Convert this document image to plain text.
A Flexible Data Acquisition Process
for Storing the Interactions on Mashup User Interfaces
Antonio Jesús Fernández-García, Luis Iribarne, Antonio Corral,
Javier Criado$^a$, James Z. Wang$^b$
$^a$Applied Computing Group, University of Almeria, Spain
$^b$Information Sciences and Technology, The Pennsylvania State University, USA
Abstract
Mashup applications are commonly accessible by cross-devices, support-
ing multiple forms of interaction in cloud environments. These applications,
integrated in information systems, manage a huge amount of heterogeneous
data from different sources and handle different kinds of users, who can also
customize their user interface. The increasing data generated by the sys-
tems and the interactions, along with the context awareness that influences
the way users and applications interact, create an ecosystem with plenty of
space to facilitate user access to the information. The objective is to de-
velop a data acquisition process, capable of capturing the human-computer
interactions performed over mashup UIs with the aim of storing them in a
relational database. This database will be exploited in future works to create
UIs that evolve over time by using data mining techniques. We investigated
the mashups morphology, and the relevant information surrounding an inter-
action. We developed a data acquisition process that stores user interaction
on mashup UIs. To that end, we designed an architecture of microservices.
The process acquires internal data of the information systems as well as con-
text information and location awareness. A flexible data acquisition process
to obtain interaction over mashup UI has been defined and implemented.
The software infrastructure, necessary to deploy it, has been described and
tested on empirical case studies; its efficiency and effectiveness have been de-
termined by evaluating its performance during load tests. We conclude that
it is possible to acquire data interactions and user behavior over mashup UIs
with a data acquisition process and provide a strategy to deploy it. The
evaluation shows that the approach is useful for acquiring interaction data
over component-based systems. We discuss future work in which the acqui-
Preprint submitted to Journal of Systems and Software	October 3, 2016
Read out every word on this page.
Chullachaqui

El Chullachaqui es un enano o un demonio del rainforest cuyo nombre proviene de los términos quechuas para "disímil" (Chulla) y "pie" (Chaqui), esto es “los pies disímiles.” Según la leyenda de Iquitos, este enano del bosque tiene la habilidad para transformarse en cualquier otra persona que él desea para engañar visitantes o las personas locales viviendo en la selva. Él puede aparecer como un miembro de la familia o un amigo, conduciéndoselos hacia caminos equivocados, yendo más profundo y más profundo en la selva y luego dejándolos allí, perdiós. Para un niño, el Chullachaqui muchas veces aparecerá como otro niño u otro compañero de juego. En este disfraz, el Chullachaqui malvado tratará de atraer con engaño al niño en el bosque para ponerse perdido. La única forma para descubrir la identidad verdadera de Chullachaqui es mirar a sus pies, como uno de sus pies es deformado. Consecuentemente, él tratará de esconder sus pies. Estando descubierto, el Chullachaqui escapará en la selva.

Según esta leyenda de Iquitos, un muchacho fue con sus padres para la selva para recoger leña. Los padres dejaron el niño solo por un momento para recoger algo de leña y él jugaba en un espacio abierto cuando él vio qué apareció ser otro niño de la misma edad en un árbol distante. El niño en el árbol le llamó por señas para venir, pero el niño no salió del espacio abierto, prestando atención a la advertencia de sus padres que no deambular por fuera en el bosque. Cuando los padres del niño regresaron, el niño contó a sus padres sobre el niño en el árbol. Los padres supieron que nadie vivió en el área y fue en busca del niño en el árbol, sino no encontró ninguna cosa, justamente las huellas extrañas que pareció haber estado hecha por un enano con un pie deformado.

□ □ □ □ □

- [Description of the task]
Write out all of the records once more, exactly.

- [The result]
Convert this document image to plain text.
A Flexible Data Acquisition Process
for Storing the Interactions on Mashup User Interfaces
Antonio Jesús Fernández-García, Luis Iribarne, Antonio Corral,
Javier Criado$^a$, James Z. Wang$^b$
$^a$Applied Computing Group, University of Almeria, Spain
$^b$Information Sciences and Technology, The Pennsylvania State University, USA
Abstract
Mashup applications are commonly accessible by cross-devices, support-
ing multiple forms of interaction in cloud environments. These applications,
integrated in information systems, manage a huge amount of heterogeneous
data from different sources and handle different kinds of users, who can also
customize their user interface. The increasing data generated by the sys-
tems and the interactions, along with the context awareness that influences
the way users and applications interact, create an ecosystem with plenty of
space to facilitate user access to the information. The objective is to de-
velop a data acquisition process, capable of capturing the human-computer
interactions performed over mashup UIs with the aim of storing them in a
relational database. This database will be exploited in future works to create
UIs that evolve over time by using data mining techniques. We investigated
the mashups morphology, and the relevant information surrounding an inter-
action. We developed a data acquisition process that stores user interaction
on mashup UIs. To that end, we designed an architecture of microservices.
The process acquires internal data of the information systems as well as con-
text information and location awareness. A flexible data acquisition process
to obtain interaction over mashup UI has been defined and implemented.
The software infrastructure, necessary to deploy it, has been described and
tested on empirical case studies; its efficiency and effectiveness have been de-
termined by evaluating its performance during load tests. We conclude that
it is possible to acquire data interactions and user behavior over mashup UIs
with a data acquisition process and provide a strategy to deploy it. The
evaluation shows that the approach is useful for acquiring interaction data
over component-based systems. We discuss future work in which the acqui-
Preprint submitted to Journal of Systems and Software	October 3, 2016
Read out every word on this page.
Chullachaqui

El Chullachaqui es un enano o un demonio del rainforest cuyo nombre proviene de los términos quechuas para "disímil" (Chulla) y "pie" (Chaqui), esto es “los pies disímiles.” Según la leyenda de Iquitos, este enano del bosque tiene la habilidad para transformarse en cualquier otra persona que él desea para engañar visitantes o las personas locales viviendo en la selva. Él puede aparecer como un miembro de la familia o un amigo, conduciéndoselos hacia caminos equivocados, yendo más profundo y más profundo en la selva y luego dejándolos allí, perdiós. Para un niño, el Chullachaqui muchas veces aparecerá como otro niño u otro compañero de juego. En este disfraz, el Chullachaqui malvado tratará de atraer con engaño al niño en el bosque para ponerse perdido. La única forma para descubrir la identidad verdadera de Chullachaqui es mirar a sus pies, como uno de sus pies es deformado. Consecuentemente, él tratará de esconder sus pies. Estando descubierto, el Chullachaqui escapará en la selva.

Según esta leyenda de Iquitos, un muchacho fue con sus padres para la selva para recoger leña. Los padres dejaron el niño solo por un momento para recoger algo de leña y él jugaba en un espacio abierto cuando él vio qué apareció ser otro niño de la misma edad en un árbol distante. El niño en el árbol le llamó por señas para venir, pero el niño no salió del espacio abierto, prestando atención a la advertencia de sus padres que no deambular por fuera en el bosque. Cuando los padres del niño regresaron, el niño contó a sus padres sobre el niño en el árbol. Los padres supieron que nadie vivió en el área y fue en busca del niño en el árbol, sino no encontró ninguna cosa, justamente las huellas extrañas que pareció haber estado hecha por un enano con un pie deformado.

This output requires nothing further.